• _What the task requires_
Copy the listing verbatim, excluding any images found in it.

• _Stored data_
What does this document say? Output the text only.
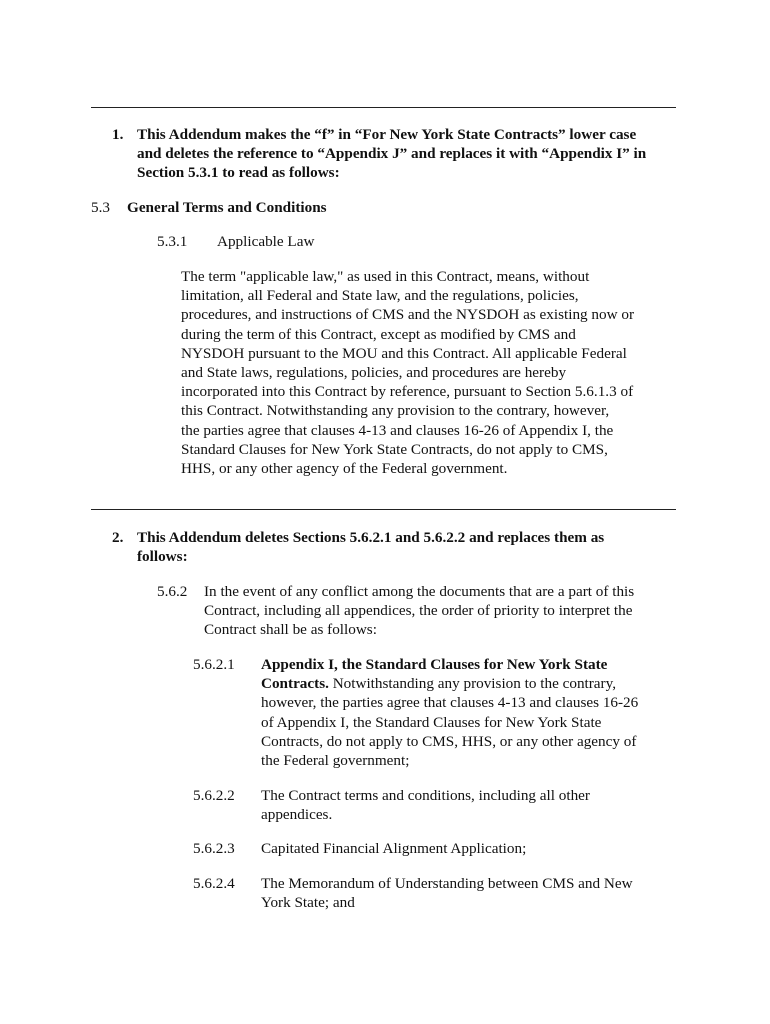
1. This Addendum makes the “f” in “For New York State Contracts” lower case
and deletes the reference to “Appendix J” and replaces it with “Appendix I” in
Section 5.3.1 to read as follows:
5.3 General Terms and Conditions
5.3.1 Applicable Law
The term "applicable law," as used in this Contract, means, without
limitation, all Federal and State law, and the regulations, policies,
procedures, and instructions of CMS and the NYSDOH as existing now or
during the term of this Contract, except as modified by CMS and
NYSDOH pursuant to the MOU and this Contract. All applicable Federal
and State laws, regulations, policies, and procedures are hereby
incorporated into this Contract by reference, pursuant to Section 5.6.1.3 of
this Contract. Notwithstanding any provision to the contrary, however,
the parties agree that clauses 4-13 and clauses 16-26 of Appendix I, the
Standard Clauses for New York State Contracts, do not apply to CMS,
HHS, or any other agency of the Federal government.
2. This Addendum deletes Sections 5.6.2.1 and 5.6.2.2 and replaces them as
follows:
5.6.2 In the event of any conflict among the documents that are a part of this
Contract, including all appendices, the order of priority to interpret the
Contract shall be as follows:
5.6.2.1 Appendix I, the Standard Clauses for New York State
Contracts. Notwithstanding any provision to the contrary,
however, the parties agree that clauses 4-13 and clauses 16-26
of Appendix I, the Standard Clauses for New York State
Contracts, do not apply to CMS, HHS, or any other agency of
the Federal government;
5.6.2.2 The Contract terms and conditions, including all other
appendices.
5.6.2.3 Capitated Financial Alignment Application;
5.6.2.4 The Memorandum of Understanding between CMS and New
York State; and
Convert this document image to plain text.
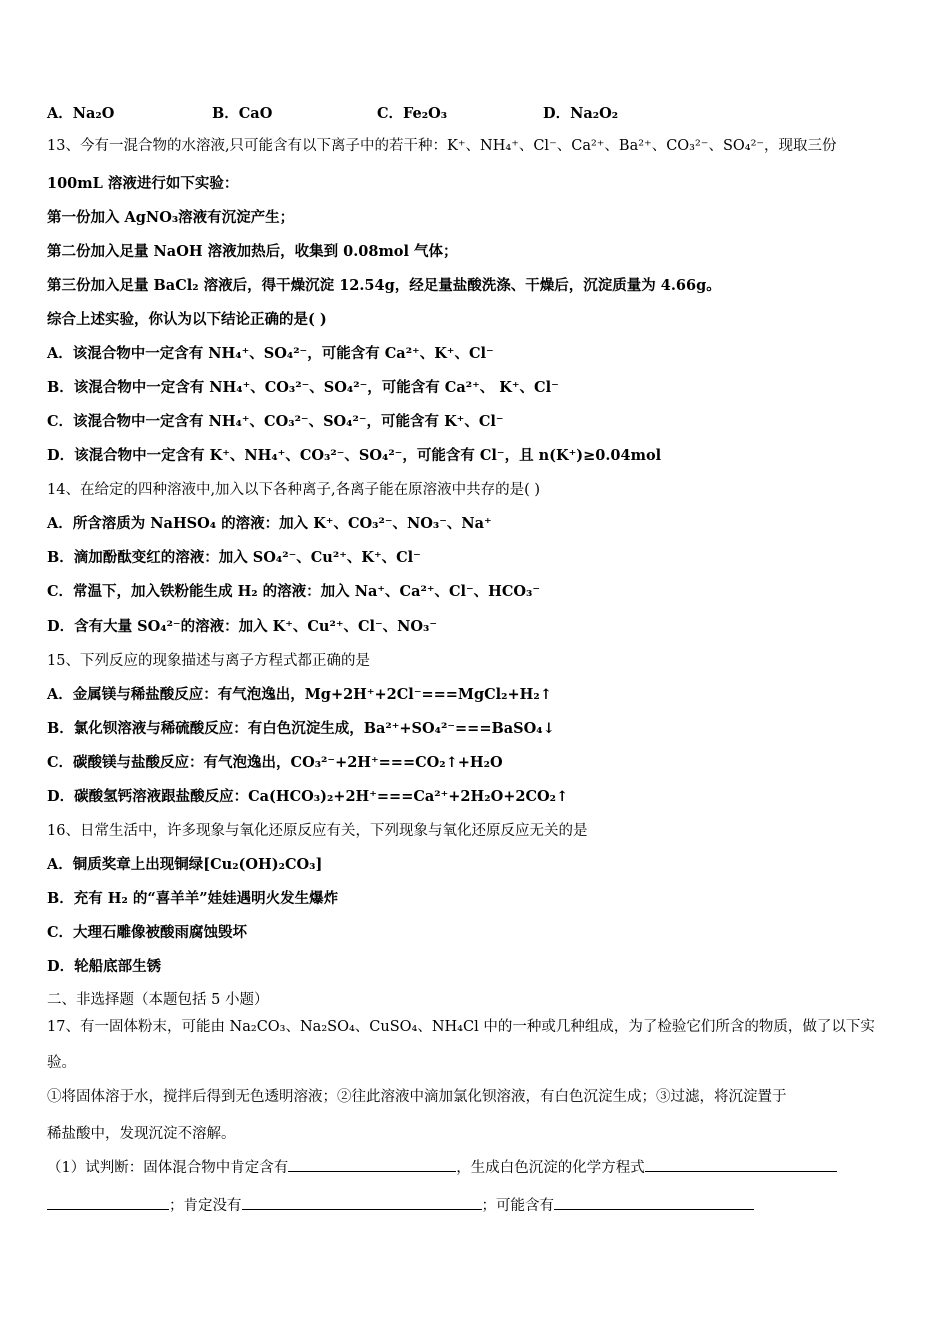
A．Na₂O	B．CaO	C．Fe₂O₃	D．Na₂O₂
13、今有一混合物的水溶液,只可能含有以下离子中的若干种：K⁺、NH₄⁺、Cl⁻、Ca²⁺、Ba²⁺、CO₃²⁻、SO₄²⁻，现取三份
100mL 溶液进行如下实验：
第一份加入 AgNO₃溶液有沉淀产生；
第二份加入足量 NaOH 溶液加热后，收集到 0.08mol 气体；
第三份加入足量 BaCl₂ 溶液后，得干燥沉淀 12.54g，经足量盐酸洗涤、干燥后，沉淀质量为 4.66g。
综合上述实验，你认为以下结论正确的是( )
A．该混合物中一定含有 NH₄⁺、SO₄²⁻，可能含有 Ca²⁺、K⁺、Cl⁻
B．该混合物中一定含有 NH₄⁺、CO₃²⁻、SO₄²⁻，可能含有 Ca²⁺、 K⁺、Cl⁻
C．该混合物中一定含有 NH₄⁺、CO₃²⁻、SO₄²⁻，可能含有 K⁺、Cl⁻
D．该混合物中一定含有 K⁺、NH₄⁺、CO₃²⁻、SO₄²⁻，可能含有 Cl⁻，且 n(K⁺)≥0.04mol
14、在给定的四种溶液中,加入以下各种离子,各离子能在原溶液中共存的是( )
A．所含溶质为 NaHSO₄ 的溶液：加入 K⁺、CO₃²⁻、NO₃⁻、Na⁺
B．滴加酚酞变红的溶液：加入 SO₄²⁻、Cu²⁺、K⁺、Cl⁻
C．常温下，加入铁粉能生成 H₂ 的溶液：加入 Na⁺、Ca²⁺、Cl⁻、HCO₃⁻
D．含有大量 SO₄²⁻的溶液：加入 K⁺、Cu²⁺、Cl⁻、NO₃⁻
15、下列反应的现象描述与离子方程式都正确的是
A．金属镁与稀盐酸反应：有气泡逸出，Mg+2H⁺+2Cl⁻===MgCl₂+H₂↑
B．氯化钡溶液与稀硫酸反应：有白色沉淀生成，Ba²⁺+SO₄²⁻===BaSO₄↓
C．碳酸镁与盐酸反应：有气泡逸出，CO₃²⁻+2H⁺===CO₂↑+H₂O
D．碳酸氢钙溶液跟盐酸反应：Ca(HCO₃)₂+2H⁺===Ca²⁺+2H₂O+2CO₂↑
16、日常生活中，许多现象与氧化还原反应有关，下列现象与氧化还原反应无关的是
A．铜质奖章上出现铜绿[Cu₂(OH)₂CO₃]
B．充有 H₂ 的“喜羊羊”娃娃遇明火发生爆炸
C．大理石雕像被酸雨腐蚀毁坏
D．轮船底部生锈
二、非选择题（本题包括 5 小题）
17、有一固体粉末，可能由 Na₂CO₃、Na₂SO₄、CuSO₄、NH₄Cl 中的一种或几种组成，为了检验它们所含的物质，做了以下实
验。
①将固体溶于水，搅拌后得到无色透明溶液；②往此溶液中滴加氯化钡溶液，有白色沉淀生成；③过滤，将沉淀置于
稀盐酸中，发现沉淀不溶解。
（1）试判断：固体混合物中肯定含有	，生成白色沉淀的化学方程式
；肯定没有	；可能含有
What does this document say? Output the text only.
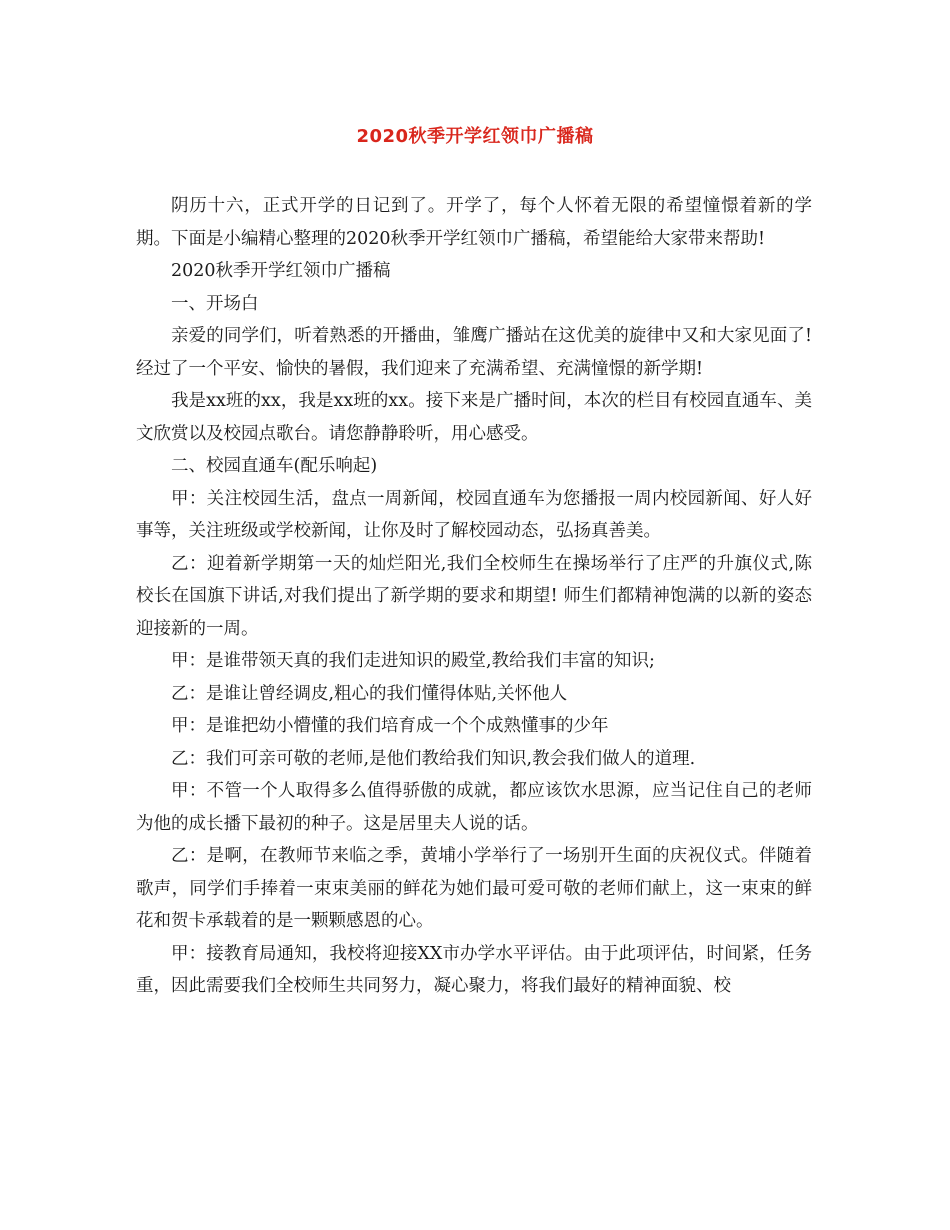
2020秋季开学红领巾广播稿

阴历十六，正式开学的日记到了。开学了，每个人怀着无限的希望憧憬着新的学期。下面是小编精心整理的2020秋季开学红领巾广播稿，希望能给大家带来帮助!

2020秋季开学红领巾广播稿

一、开场白

亲爱的同学们，听着熟悉的开播曲，雏鹰广播站在这优美的旋律中又和大家见面了!经过了一个平安、愉快的暑假，我们迎来了充满希望、充满憧憬的新学期!

我是xx班的xx，我是xx班的xx。接下来是广播时间，本次的栏目有校园直通车、美文欣赏以及校园点歌台。请您静静聆听，用心感受。

二、校园直通车(配乐响起)

甲：关注校园生活，盘点一周新闻，校园直通车为您播报一周内校园新闻、好人好事等，关注班级或学校新闻，让你及时了解校园动态，弘扬真善美。

乙：迎着新学期第一天的灿烂阳光,我们全校师生在操场举行了庄严的升旗仪式,陈校长在国旗下讲话,对我们提出了新学期的要求和期望! 师生们都精神饱满的以新的姿态迎接新的一周。

甲：是谁带领天真的我们走进知识的殿堂,教给我们丰富的知识;

乙：是谁让曾经调皮,粗心的我们懂得体贴,关怀他人

甲：是谁把幼小懵懂的我们培育成一个个成熟懂事的少年

乙：我们可亲可敬的老师,是他们教给我们知识,教会我们做人的道理.

甲：不管一个人取得多么值得骄傲的成就，都应该饮水思源，应当记住自己的老师为他的成长播下最初的种子。这是居里夫人说的话。

乙：是啊，在教师节来临之季，黄埔小学举行了一场别开生面的庆祝仪式。伴随着歌声，同学们手捧着一束束美丽的鲜花为她们最可爱可敬的老师们献上，这一束束的鲜花和贺卡承载着的是一颗颗感恩的心。

甲：接教育局通知，我校将迎接XX市办学水平评估。由于此项评估，时间紧，任务重，因此需要我们全校师生共同努力，凝心聚力，将我们最好的精神面貌、校
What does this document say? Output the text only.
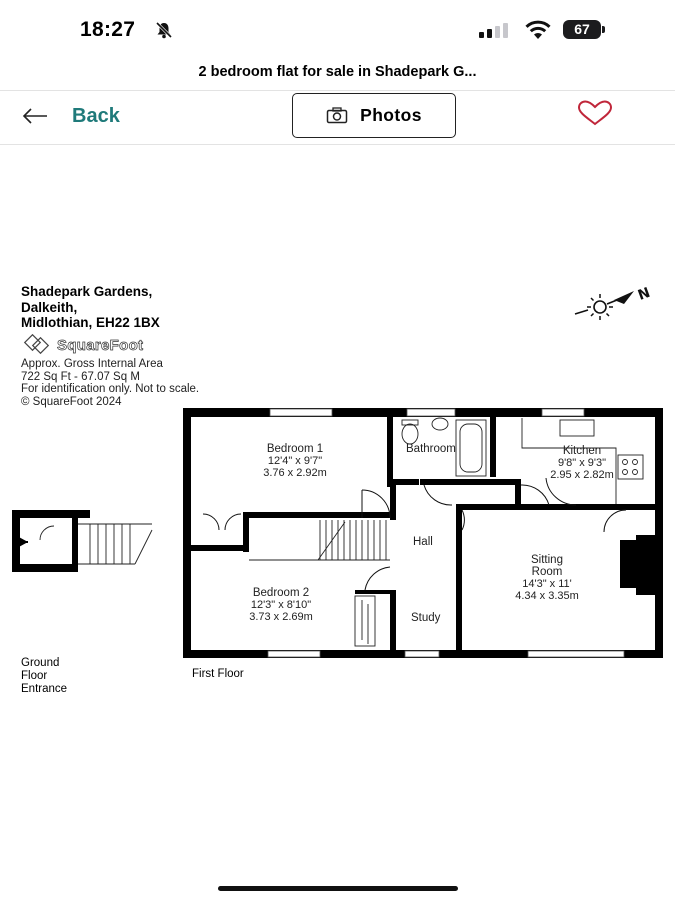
18:27	67
2 bedroom flat for sale in Shadepark G...
Back	Photos
Shadepark Gardens,
Dalkeith,
Midlothian, EH22 1BX
SquareFoot
Approx. Gross Internal Area
722 Sq Ft - 67.07 Sq M
For identification only. Not to scale.
© SquareFoot 2024
N
Bedroom 1
12'4" x 9'7"
3.76 x 2.92m
Kitchen
9'8" x 9'3"
2.95 x 2.82m
Bedroom 2
12'3" x 8'10"
3.73 x 2.69m
Sitting
Room
14'3" x 11'
4.34 x 3.35m
Bathroom
Hall
Study
Ground
Floor
Entrance
First Floor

• _Output for this task_
What does this document say? Output the text only.
1. This Addendum makes the “f” in “For New York State Contracts” lower case
and deletes the reference to “Appendix J” and replaces it with “Appendix I” in
Section 5.3.1 to read as follows:
5.3 General Terms and Conditions
5.3.1 Applicable Law
The term "applicable law," as used in this Contract, means, without
limitation, all Federal and State law, and the regulations, policies,
procedures, and instructions of CMS and the NYSDOH as existing now or
during the term of this Contract, except as modified by CMS and
NYSDOH pursuant to the MOU and this Contract. All applicable Federal
and State laws, regulations, policies, and procedures are hereby
incorporated into this Contract by reference, pursuant to Section 5.6.1.3 of
this Contract. Notwithstanding any provision to the contrary, however,
the parties agree that clauses 4-13 and clauses 16-26 of Appendix I, the
Standard Clauses for New York State Contracts, do not apply to CMS,
HHS, or any other agency of the Federal government.
2. This Addendum deletes Sections 5.6.2.1 and 5.6.2.2 and replaces them as
follows:
5.6.2 In the event of any conflict among the documents that are a part of this
Contract, including all appendices, the order of priority to interpret the
Contract shall be as follows:
5.6.2.1 Appendix I, the Standard Clauses for New York State
Contracts. Notwithstanding any provision to the contrary,
however, the parties agree that clauses 4-13 and clauses 16-26
of Appendix I, the Standard Clauses for New York State
Contracts, do not apply to CMS, HHS, or any other agency of
the Federal government;
5.6.2.2 The Contract terms and conditions, including all other
appendices.
5.6.2.3 Capitated Financial Alignment Application;
5.6.2.4 The Memorandum of Understanding between CMS and New
York State; and
Convert this document image to plain text.
A．Na₂O	B．CaO	C．Fe₂O₃	D．Na₂O₂
13、今有一混合物的水溶液,只可能含有以下离子中的若干种：K⁺、NH₄⁺、Cl⁻、Ca²⁺、Ba²⁺、CO₃²⁻、SO₄²⁻，现取三份
100mL 溶液进行如下实验：
第一份加入 AgNO₃溶液有沉淀产生；
第二份加入足量 NaOH 溶液加热后，收集到 0.08mol 气体；
第三份加入足量 BaCl₂ 溶液后，得干燥沉淀 12.54g，经足量盐酸洗涤、干燥后，沉淀质量为 4.66g。
综合上述实验，你认为以下结论正确的是( )
A．该混合物中一定含有 NH₄⁺、SO₄²⁻，可能含有 Ca²⁺、K⁺、Cl⁻
B．该混合物中一定含有 NH₄⁺、CO₃²⁻、SO₄²⁻，可能含有 Ca²⁺、 K⁺、Cl⁻
C．该混合物中一定含有 NH₄⁺、CO₃²⁻、SO₄²⁻，可能含有 K⁺、Cl⁻
D．该混合物中一定含有 K⁺、NH₄⁺、CO₃²⁻、SO₄²⁻，可能含有 Cl⁻，且 n(K⁺)≥0.04mol
14、在给定的四种溶液中,加入以下各种离子,各离子能在原溶液中共存的是( )
A．所含溶质为 NaHSO₄ 的溶液：加入 K⁺、CO₃²⁻、NO₃⁻、Na⁺
B．滴加酚酞变红的溶液：加入 SO₄²⁻、Cu²⁺、K⁺、Cl⁻
C．常温下，加入铁粉能生成 H₂ 的溶液：加入 Na⁺、Ca²⁺、Cl⁻、HCO₃⁻
D．含有大量 SO₄²⁻的溶液：加入 K⁺、Cu²⁺、Cl⁻、NO₃⁻
15、下列反应的现象描述与离子方程式都正确的是
A．金属镁与稀盐酸反应：有气泡逸出，Mg+2H⁺+2Cl⁻===MgCl₂+H₂↑
B．氯化钡溶液与稀硫酸反应：有白色沉淀生成，Ba²⁺+SO₄²⁻===BaSO₄↓
C．碳酸镁与盐酸反应：有气泡逸出，CO₃²⁻+2H⁺===CO₂↑+H₂O
D．碳酸氢钙溶液跟盐酸反应：Ca(HCO₃)₂+2H⁺===Ca²⁺+2H₂O+2CO₂↑
16、日常生活中，许多现象与氧化还原反应有关，下列现象与氧化还原反应无关的是
A．铜质奖章上出现铜绿[Cu₂(OH)₂CO₃]
B．充有 H₂ 的“喜羊羊”娃娃遇明火发生爆炸
C．大理石雕像被酸雨腐蚀毁坏
D．轮船底部生锈
二、非选择题（本题包括 5 小题）
17、有一固体粉末，可能由 Na₂CO₃、Na₂SO₄、CuSO₄、NH₄Cl 中的一种或几种组成，为了检验它们所含的物质，做了以下实
验。
①将固体溶于水，搅拌后得到无色透明溶液；②往此溶液中滴加氯化钡溶液，有白色沉淀生成；③过滤，将沉淀置于
稀盐酸中，发现沉淀不溶解。
（1）试判断：固体混合物中肯定含有	，生成白色沉淀的化学方程式
；肯定没有	；可能含有
What does this document say? Output the text only.
2020秋季开学红领巾广播稿

阴历十六，正式开学的日记到了。开学了，每个人怀着无限的希望憧憬着新的学期。下面是小编精心整理的2020秋季开学红领巾广播稿，希望能给大家带来帮助!

2020秋季开学红领巾广播稿

一、开场白

亲爱的同学们，听着熟悉的开播曲，雏鹰广播站在这优美的旋律中又和大家见面了!经过了一个平安、愉快的暑假，我们迎来了充满希望、充满憧憬的新学期!

我是xx班的xx，我是xx班的xx。接下来是广播时间，本次的栏目有校园直通车、美文欣赏以及校园点歌台。请您静静聆听，用心感受。

二、校园直通车(配乐响起)

甲：关注校园生活，盘点一周新闻，校园直通车为您播报一周内校园新闻、好人好事等，关注班级或学校新闻，让你及时了解校园动态，弘扬真善美。

乙：迎着新学期第一天的灿烂阳光,我们全校师生在操场举行了庄严的升旗仪式,陈校长在国旗下讲话,对我们提出了新学期的要求和期望! 师生们都精神饱满的以新的姿态迎接新的一周。

甲：是谁带领天真的我们走进知识的殿堂,教给我们丰富的知识;

乙：是谁让曾经调皮,粗心的我们懂得体贴,关怀他人

甲：是谁把幼小懵懂的我们培育成一个个成熟懂事的少年

乙：我们可亲可敬的老师,是他们教给我们知识,教会我们做人的道理.

甲：不管一个人取得多么值得骄傲的成就，都应该饮水思源，应当记住自己的老师为他的成长播下最初的种子。这是居里夫人说的话。

乙：是啊，在教师节来临之季，黄埔小学举行了一场别开生面的庆祝仪式。伴随着歌声，同学们手捧着一束束美丽的鲜花为她们最可爱可敬的老师们献上，这一束束的鲜花和贺卡承载着的是一颗颗感恩的心。

甲：接教育局通知，我校将迎接XX市办学水平评估。由于此项评估，时间紧，任务重，因此需要我们全校师生共同努力，凝心聚力，将我们最好的精神面貌、校
What does this document say? Output the text only.
18:27	67
2 bedroom flat for sale in Shadepark G...
Back	Photos
Shadepark Gardens,
Dalkeith,
Midlothian, EH22 1BX
SquareFoot
Approx. Gross Internal Area
722 Sq Ft - 67.07 Sq M
For identification only. Not to scale.
© SquareFoot 2024
N
Bedroom 1
12'4" x 9'7"
3.76 x 2.92m
Kitchen
9'8" x 9'3"
2.95 x 2.82m
Bedroom 2
12'3" x 8'10"
3.73 x 2.69m
Sitting
Room
14'3" x 11'
4.34 x 3.35m
Bathroom
Hall
Study
Ground
Floor
Entrance
First Floor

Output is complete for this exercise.